### Work required
Write out the records beneath this line exactly as they appear, minus any images.

Collected data entries
────────────────────

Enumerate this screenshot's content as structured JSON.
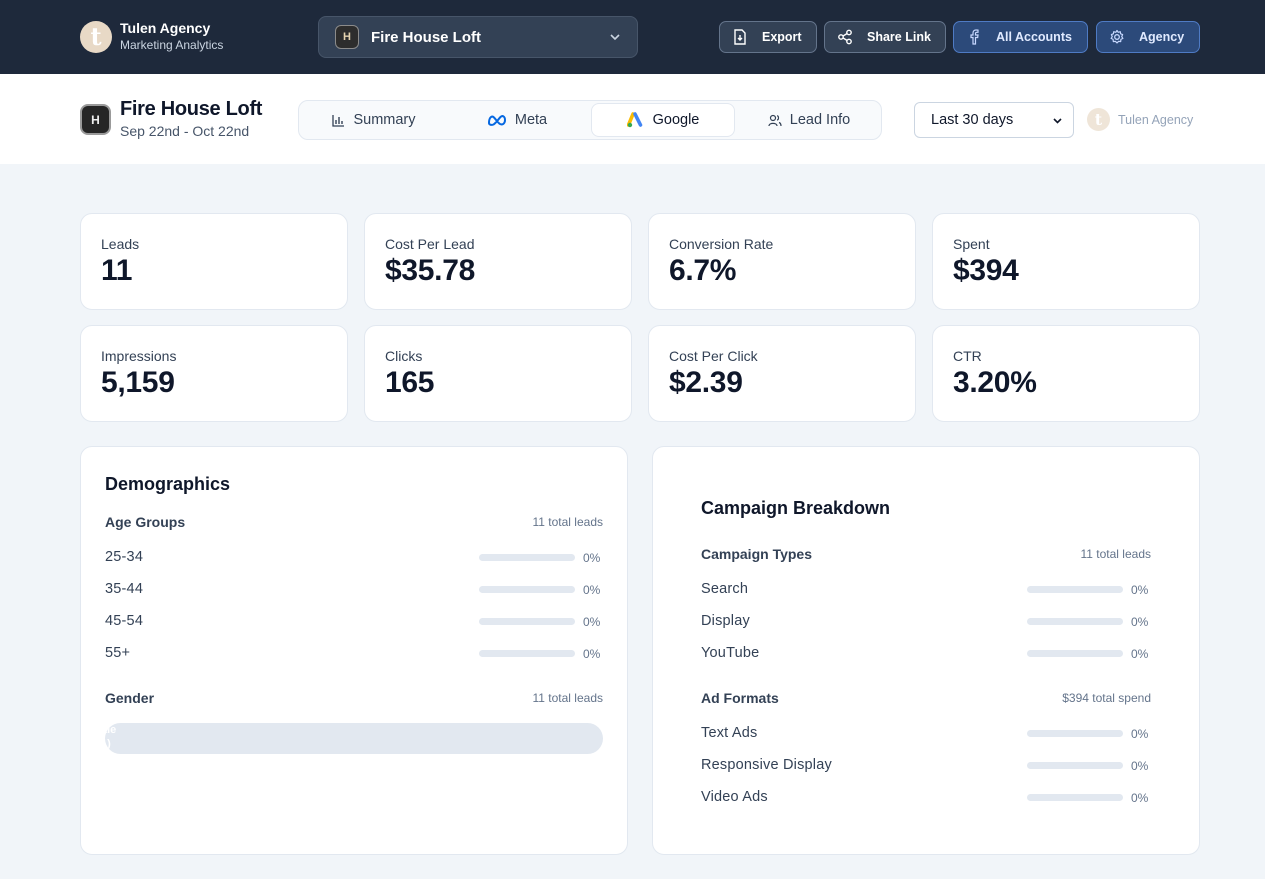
{
  "brand": {
    "logo_letter": "t",
    "name": "Tulen Agency",
    "subtitle": "Marketing Analytics"
  },
  "account_selector": {
    "logo_letter": "H",
    "selected": "Fire House Loft"
  },
  "toolbar": {
    "export_label": "Export",
    "share_label": "Share Link",
    "accounts_label": "All Accounts",
    "agency_label": "Agency"
  },
  "client": {
    "logo_letter": "H",
    "name": "Fire House Loft",
    "dates": "Sep 22nd - Oct 22nd"
  },
  "tabs": [
    {
      "label": "Summary",
      "icon": "bar-chart-icon",
      "active": false
    },
    {
      "label": "Meta",
      "icon": "meta-icon",
      "active": false
    },
    {
      "label": "Google",
      "icon": "google-ads-icon",
      "active": true
    },
    {
      "label": "Lead Info",
      "icon": "users-icon",
      "active": false
    }
  ],
  "date_range": {
    "selected": "Last 30 days"
  },
  "powered_by": {
    "logo_letter": "t",
    "name": "Tulen Agency"
  },
  "metrics": [
    {
      "label": "Leads",
      "value": "11"
    },
    {
      "label": "Cost Per Lead",
      "value": "$35.78"
    },
    {
      "label": "Conversion Rate",
      "value": "6.7%"
    },
    {
      "label": "Spent",
      "value": "$394"
    },
    {
      "label": "Impressions",
      "value": "5,159"
    },
    {
      "label": "Clicks",
      "value": "165"
    },
    {
      "label": "Cost Per Click",
      "value": "$2.39"
    },
    {
      "label": "CTR",
      "value": "3.20%"
    }
  ],
  "demographics": {
    "title": "Demographics",
    "age": {
      "title": "Age Groups",
      "note": "11 total leads",
      "rows": [
        {
          "label": "25-34",
          "pct": "0%",
          "fill": 0
        },
        {
          "label": "35-44",
          "pct": "0%",
          "fill": 0
        },
        {
          "label": "45-54",
          "pct": "0%",
          "fill": 0
        },
        {
          "label": "55+",
          "pct": "0%",
          "fill": 0
        }
      ]
    },
    "gender": {
      "title": "Gender",
      "note": "11 total leads",
      "bar_text_1": "ale",
      "bar_text_2": "1)"
    }
  },
  "campaigns": {
    "title": "Campaign Breakdown",
    "types": {
      "title": "Campaign Types",
      "note": "11 total leads",
      "rows": [
        {
          "label": "Search",
          "pct": "0%",
          "fill": 0
        },
        {
          "label": "Display",
          "pct": "0%",
          "fill": 0
        },
        {
          "label": "YouTube",
          "pct": "0%",
          "fill": 0
        }
      ]
    },
    "formats": {
      "title": "Ad Formats",
      "note": "$394 total spend",
      "rows": [
        {
          "label": "Text Ads",
          "pct": "0%",
          "fill": 0
        },
        {
          "label": "Responsive Display",
          "pct": "0%",
          "fill": 0
        },
        {
          "label": "Video Ads",
          "pct": "0%",
          "fill": 0
        }
      ]
    }
  }
}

────────────────────

### Response
Enumerate this screenshot's content as structured JSON.
{
  "brand": {
    "logo_letter": "t",
    "name": "Tulen Agency",
    "subtitle": "Marketing Analytics"
  },
  "account_selector": {
    "logo_letter": "H",
    "selected": "Fire House Loft"
  },
  "toolbar": {
    "export_label": "Export",
    "share_label": "Share Link",
    "accounts_label": "All Accounts",
    "agency_label": "Agency"
  },
  "client": {
    "logo_letter": "H",
    "name": "Fire House Loft",
    "dates": "Sep 22nd - Oct 22nd"
  },
  "tabs": [
    {
      "label": "Summary",
      "icon": "bar-chart-icon",
      "active": false
    },
    {
      "label": "Meta",
      "icon": "meta-icon",
      "active": false
    },
    {
      "label": "Google",
      "icon": "google-ads-icon",
      "active": true
    },
    {
      "label": "Lead Info",
      "icon": "users-icon",
      "active": false
    }
  ],
  "date_range": {
    "selected": "Last 30 days"
  },
  "powered_by": {
    "logo_letter": "t",
    "name": "Tulen Agency"
  },
  "metrics": [
    {
      "label": "Leads",
      "value": "11"
    },
    {
      "label": "Cost Per Lead",
      "value": "$35.78"
    },
    {
      "label": "Conversion Rate",
      "value": "6.7%"
    },
    {
      "label": "Spent",
      "value": "$394"
    },
    {
      "label": "Impressions",
      "value": "5,159"
    },
    {
      "label": "Clicks",
      "value": "165"
    },
    {
      "label": "Cost Per Click",
      "value": "$2.39"
    },
    {
      "label": "CTR",
      "value": "3.20%"
    }
  ],
  "demographics": {
    "title": "Demographics",
    "age": {
      "title": "Age Groups",
      "note": "11 total leads",
      "rows": [
        {
          "label": "25-34",
          "pct": "0%",
          "fill": 0
        },
        {
          "label": "35-44",
          "pct": "0%",
          "fill": 0
        },
        {
          "label": "45-54",
          "pct": "0%",
          "fill": 0
        },
        {
          "label": "55+",
          "pct": "0%",
          "fill": 0
        }
      ]
    },
    "gender": {
      "title": "Gender",
      "note": "11 total leads",
      "bar_text_1": "ale",
      "bar_text_2": "1)"
    }
  },
  "campaigns": {
    "title": "Campaign Breakdown",
    "types": {
      "title": "Campaign Types",
      "note": "11 total leads",
      "rows": [
        {
          "label": "Search",
          "pct": "0%",
          "fill": 0
        },
        {
          "label": "Display",
          "pct": "0%",
          "fill": 0
        },
        {
          "label": "YouTube",
          "pct": "0%",
          "fill": 0
        }
      ]
    },
    "formats": {
      "title": "Ad Formats",
      "note": "$394 total spend",
      "rows": [
        {
          "label": "Text Ads",
          "pct": "0%",
          "fill": 0
        },
        {
          "label": "Responsive Display",
          "pct": "0%",
          "fill": 0
        },
        {
          "label": "Video Ads",
          "pct": "0%",
          "fill": 0
        }
      ]
    }
  }
}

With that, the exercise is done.